Retype every entry word for word.
◆ ◆ ◆
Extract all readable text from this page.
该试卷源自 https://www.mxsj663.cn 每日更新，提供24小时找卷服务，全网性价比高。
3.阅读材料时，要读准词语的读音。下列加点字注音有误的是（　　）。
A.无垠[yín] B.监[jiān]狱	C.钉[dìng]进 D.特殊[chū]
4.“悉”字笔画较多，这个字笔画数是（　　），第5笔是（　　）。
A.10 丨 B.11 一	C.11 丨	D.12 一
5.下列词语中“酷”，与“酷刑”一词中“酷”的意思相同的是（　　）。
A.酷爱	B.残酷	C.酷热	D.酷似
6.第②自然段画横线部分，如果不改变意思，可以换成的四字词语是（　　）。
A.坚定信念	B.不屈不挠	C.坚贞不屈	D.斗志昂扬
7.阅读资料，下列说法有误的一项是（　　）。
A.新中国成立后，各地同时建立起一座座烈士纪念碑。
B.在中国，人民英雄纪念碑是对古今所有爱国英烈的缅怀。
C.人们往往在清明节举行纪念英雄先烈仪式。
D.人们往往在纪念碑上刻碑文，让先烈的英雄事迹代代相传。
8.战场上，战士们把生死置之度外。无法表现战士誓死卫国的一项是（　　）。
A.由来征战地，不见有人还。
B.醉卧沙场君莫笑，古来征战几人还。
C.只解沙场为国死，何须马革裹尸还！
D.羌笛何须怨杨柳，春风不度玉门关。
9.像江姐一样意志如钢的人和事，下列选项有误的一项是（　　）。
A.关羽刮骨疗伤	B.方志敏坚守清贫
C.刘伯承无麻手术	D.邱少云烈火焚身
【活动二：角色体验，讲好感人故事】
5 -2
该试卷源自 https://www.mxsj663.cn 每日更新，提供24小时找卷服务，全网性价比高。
◆ ◆ ◆
_EXPECTED OUTPUT_
Extract all readable text from this page.
该试卷源自 https://www.mxsj663.cn 每日更新，提供24小时找卷服务，全网性价比高。
3.阅读材料时，要读准词语的读音。下列加点字注音有误的是（　　）。
A.无垠[yín] B.监[jiān]狱	C.钉[dìng]进 D.特殊[chū]
4.“悉”字笔画较多，这个字笔画数是（　　），第5笔是（　　）。
A.10 丨 B.11 一	C.11 丨	D.12 一
5.下列词语中“酷”，与“酷刑”一词中“酷”的意思相同的是（　　）。
A.酷爱	B.残酷	C.酷热	D.酷似
6.第②自然段画横线部分，如果不改变意思，可以换成的四字词语是（　　）。
A.坚定信念	B.不屈不挠	C.坚贞不屈	D.斗志昂扬
7.阅读资料，下列说法有误的一项是（　　）。
A.新中国成立后，各地同时建立起一座座烈士纪念碑。
B.在中国，人民英雄纪念碑是对古今所有爱国英烈的缅怀。
C.人们往往在清明节举行纪念英雄先烈仪式。
D.人们往往在纪念碑上刻碑文，让先烈的英雄事迹代代相传。
8.战场上，战士们把生死置之度外。无法表现战士誓死卫国的一项是（　　）。
A.由来征战地，不见有人还。
B.醉卧沙场君莫笑，古来征战几人还。
C.只解沙场为国死，何须马革裹尸还！
D.羌笛何须怨杨柳，春风不度玉门关。
9.像江姐一样意志如钢的人和事，下列选项有误的一项是（　　）。
A.关羽刮骨疗伤	B.方志敏坚守清贫
C.刘伯承无麻手术	D.邱少云烈火焚身
【活动二：角色体验，讲好感人故事】
5 -2
该试卷源自 https://www.mxsj663.cn 每日更新，提供24小时找卷服务，全网性价比高。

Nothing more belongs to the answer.